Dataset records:
· · · · ·

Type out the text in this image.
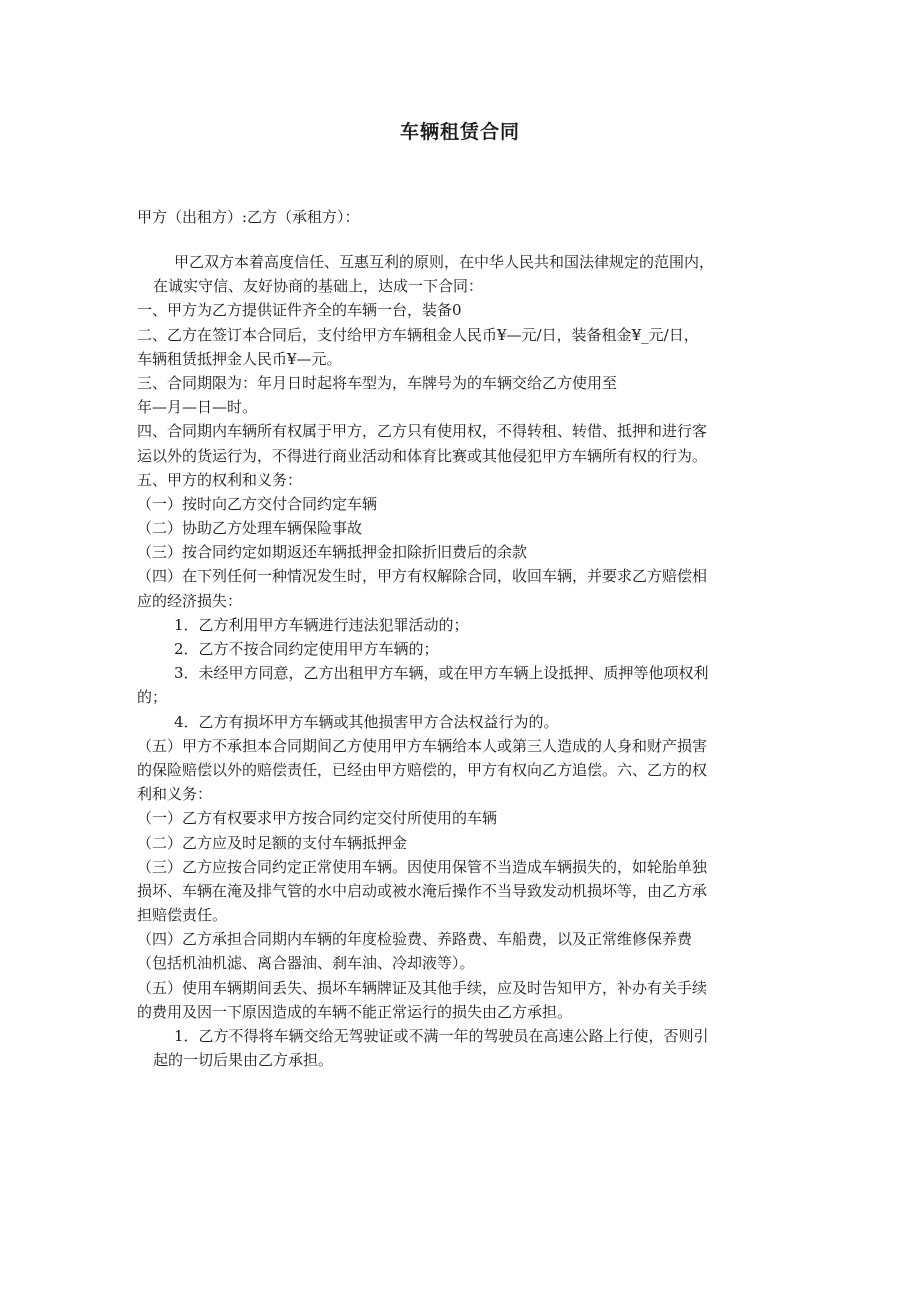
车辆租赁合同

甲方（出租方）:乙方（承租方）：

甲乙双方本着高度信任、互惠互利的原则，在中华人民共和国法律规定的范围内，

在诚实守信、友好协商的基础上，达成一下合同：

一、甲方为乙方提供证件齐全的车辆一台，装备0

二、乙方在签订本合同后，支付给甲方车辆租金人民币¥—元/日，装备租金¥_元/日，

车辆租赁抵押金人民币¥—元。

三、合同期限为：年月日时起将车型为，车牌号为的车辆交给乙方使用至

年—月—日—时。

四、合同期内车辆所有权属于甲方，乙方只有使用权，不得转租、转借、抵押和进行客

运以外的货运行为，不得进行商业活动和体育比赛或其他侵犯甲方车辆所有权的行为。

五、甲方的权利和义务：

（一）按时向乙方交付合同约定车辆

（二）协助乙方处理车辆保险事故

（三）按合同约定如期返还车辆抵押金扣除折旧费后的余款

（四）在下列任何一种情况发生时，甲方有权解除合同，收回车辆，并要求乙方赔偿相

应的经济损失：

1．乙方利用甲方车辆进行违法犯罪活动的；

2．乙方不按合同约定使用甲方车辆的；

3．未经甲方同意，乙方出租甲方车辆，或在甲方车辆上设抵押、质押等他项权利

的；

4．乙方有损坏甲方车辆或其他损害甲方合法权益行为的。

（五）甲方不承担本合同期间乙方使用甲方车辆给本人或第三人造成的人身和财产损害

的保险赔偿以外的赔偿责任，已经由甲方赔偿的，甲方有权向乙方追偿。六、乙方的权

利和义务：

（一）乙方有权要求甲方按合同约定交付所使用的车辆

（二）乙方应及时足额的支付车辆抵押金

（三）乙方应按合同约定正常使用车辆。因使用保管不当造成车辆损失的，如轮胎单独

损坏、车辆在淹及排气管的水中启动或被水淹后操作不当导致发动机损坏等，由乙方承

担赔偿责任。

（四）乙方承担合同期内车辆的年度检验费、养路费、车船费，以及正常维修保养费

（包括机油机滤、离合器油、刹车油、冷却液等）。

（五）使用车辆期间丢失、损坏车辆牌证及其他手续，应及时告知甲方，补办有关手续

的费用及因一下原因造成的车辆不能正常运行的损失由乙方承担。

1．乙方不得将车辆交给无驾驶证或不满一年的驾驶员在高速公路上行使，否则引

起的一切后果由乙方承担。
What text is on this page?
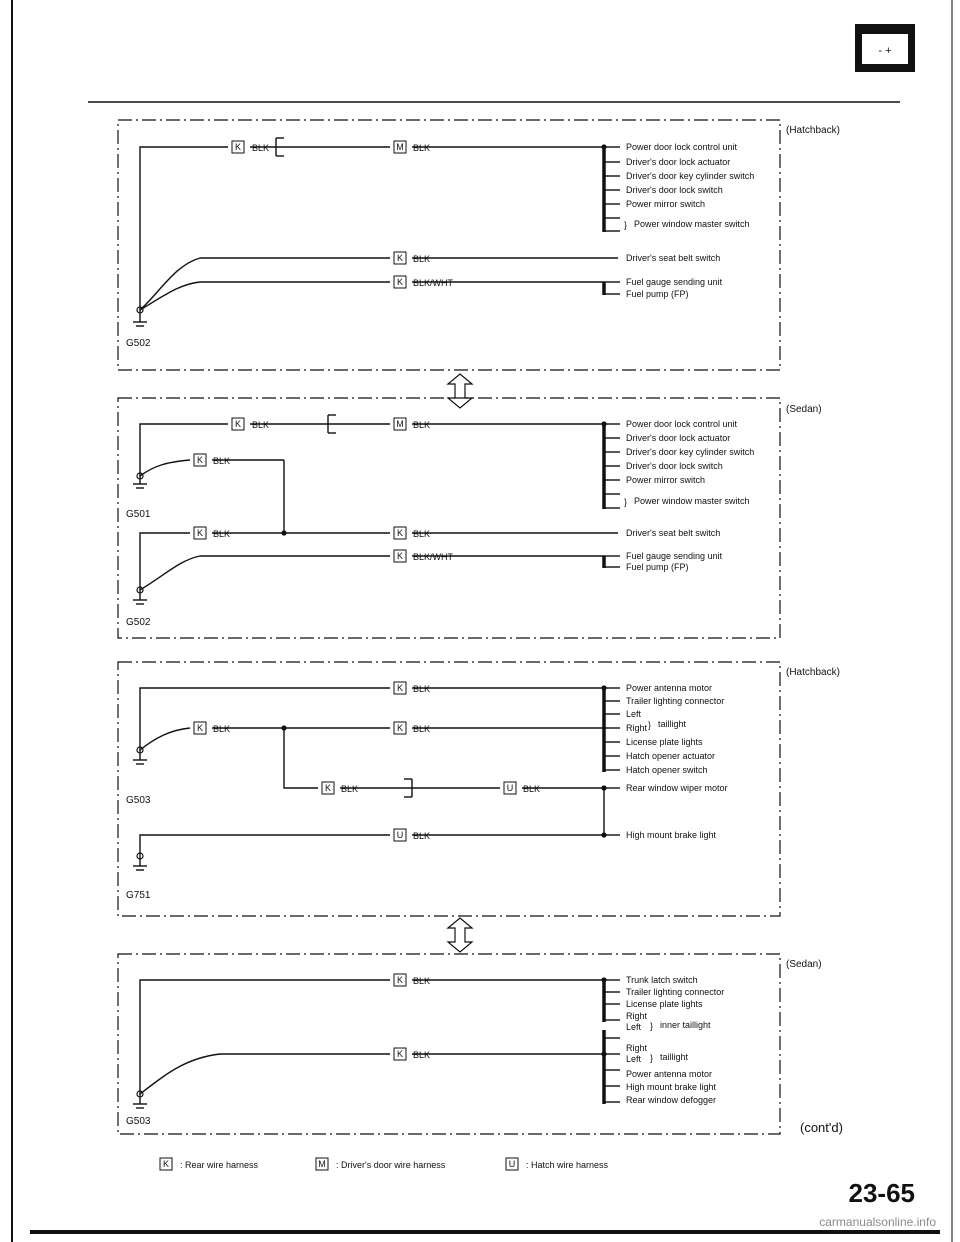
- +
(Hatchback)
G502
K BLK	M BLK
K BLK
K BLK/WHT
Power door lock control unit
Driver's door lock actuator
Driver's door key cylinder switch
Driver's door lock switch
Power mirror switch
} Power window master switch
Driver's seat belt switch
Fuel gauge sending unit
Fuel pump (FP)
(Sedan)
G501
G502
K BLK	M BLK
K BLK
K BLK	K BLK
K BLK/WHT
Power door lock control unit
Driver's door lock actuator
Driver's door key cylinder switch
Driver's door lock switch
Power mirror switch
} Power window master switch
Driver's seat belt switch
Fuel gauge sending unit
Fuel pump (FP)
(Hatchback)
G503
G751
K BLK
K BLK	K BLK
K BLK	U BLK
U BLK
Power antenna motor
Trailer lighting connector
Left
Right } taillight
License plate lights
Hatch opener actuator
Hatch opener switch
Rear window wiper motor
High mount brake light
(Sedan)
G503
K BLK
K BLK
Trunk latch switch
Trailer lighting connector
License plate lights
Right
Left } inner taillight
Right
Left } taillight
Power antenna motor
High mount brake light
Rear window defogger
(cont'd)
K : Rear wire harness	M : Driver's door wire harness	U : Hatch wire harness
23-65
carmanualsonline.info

· · · · ·

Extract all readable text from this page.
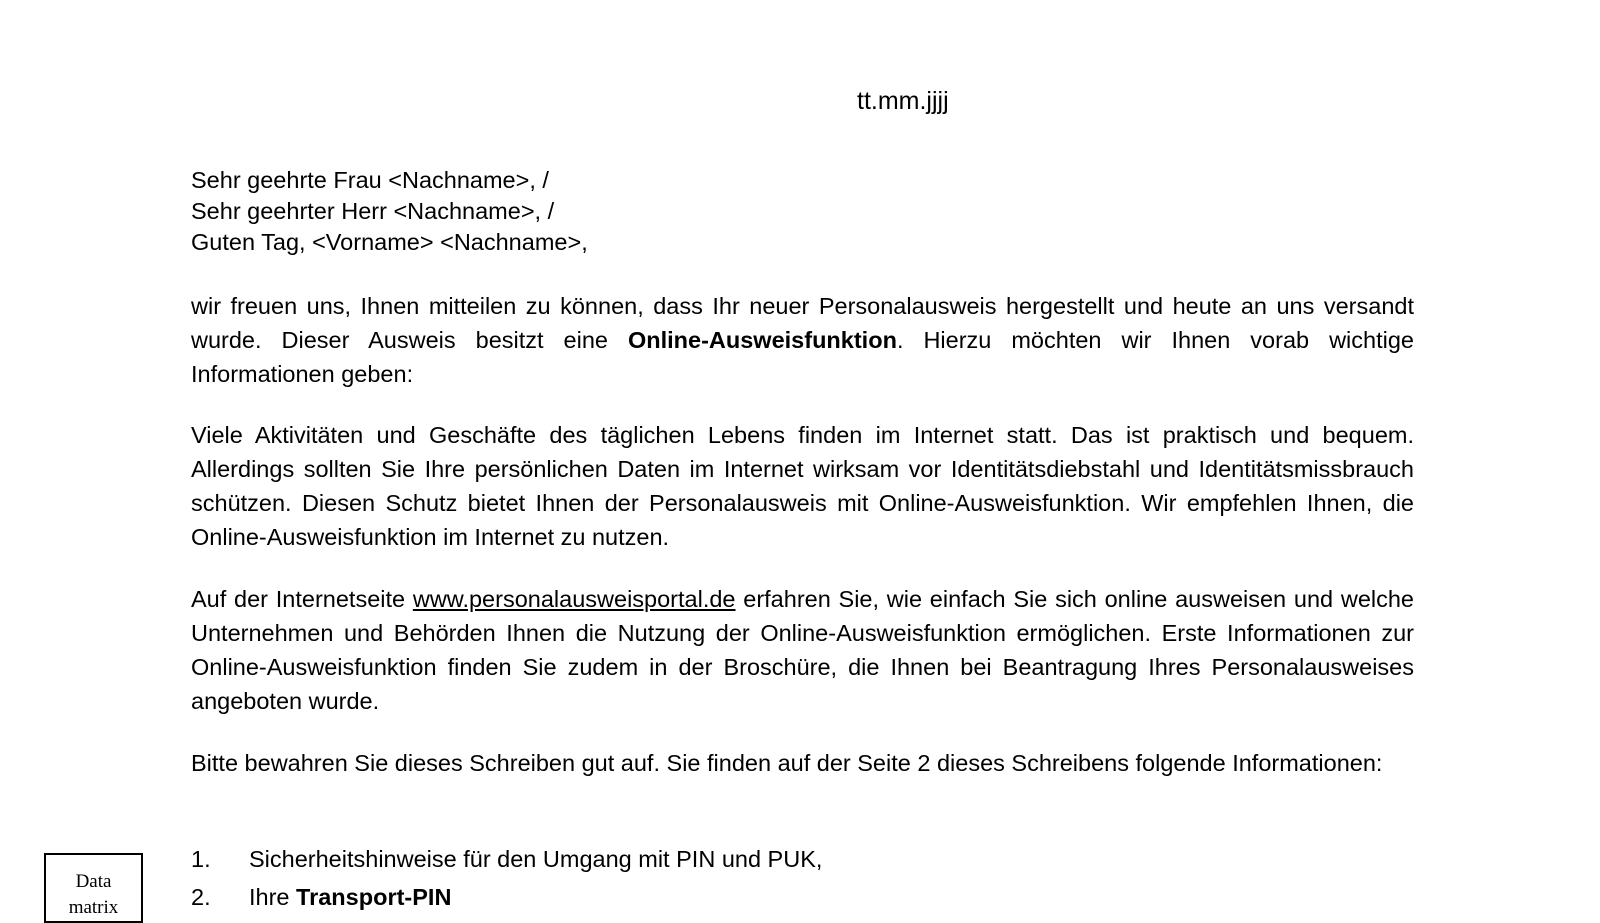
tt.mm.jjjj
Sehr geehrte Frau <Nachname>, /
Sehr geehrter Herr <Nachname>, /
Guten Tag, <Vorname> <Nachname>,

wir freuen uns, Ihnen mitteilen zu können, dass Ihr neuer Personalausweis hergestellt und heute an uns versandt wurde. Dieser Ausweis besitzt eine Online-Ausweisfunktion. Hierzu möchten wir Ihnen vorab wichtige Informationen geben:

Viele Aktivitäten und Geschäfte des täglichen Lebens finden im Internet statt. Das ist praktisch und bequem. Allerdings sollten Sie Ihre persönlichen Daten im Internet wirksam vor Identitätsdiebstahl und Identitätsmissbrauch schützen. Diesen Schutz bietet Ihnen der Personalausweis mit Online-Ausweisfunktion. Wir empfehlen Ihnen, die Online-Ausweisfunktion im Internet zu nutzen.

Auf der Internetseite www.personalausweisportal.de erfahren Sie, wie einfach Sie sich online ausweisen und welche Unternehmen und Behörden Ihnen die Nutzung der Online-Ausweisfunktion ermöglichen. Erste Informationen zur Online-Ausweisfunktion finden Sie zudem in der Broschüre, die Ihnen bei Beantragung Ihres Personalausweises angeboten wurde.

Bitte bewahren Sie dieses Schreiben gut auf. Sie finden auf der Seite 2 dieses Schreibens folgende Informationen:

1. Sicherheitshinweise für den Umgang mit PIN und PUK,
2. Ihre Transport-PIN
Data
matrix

· · · · ·

Which lines hold the word "Left"? Copy every one of them.

Left
Left } inner taillight
Left } taillight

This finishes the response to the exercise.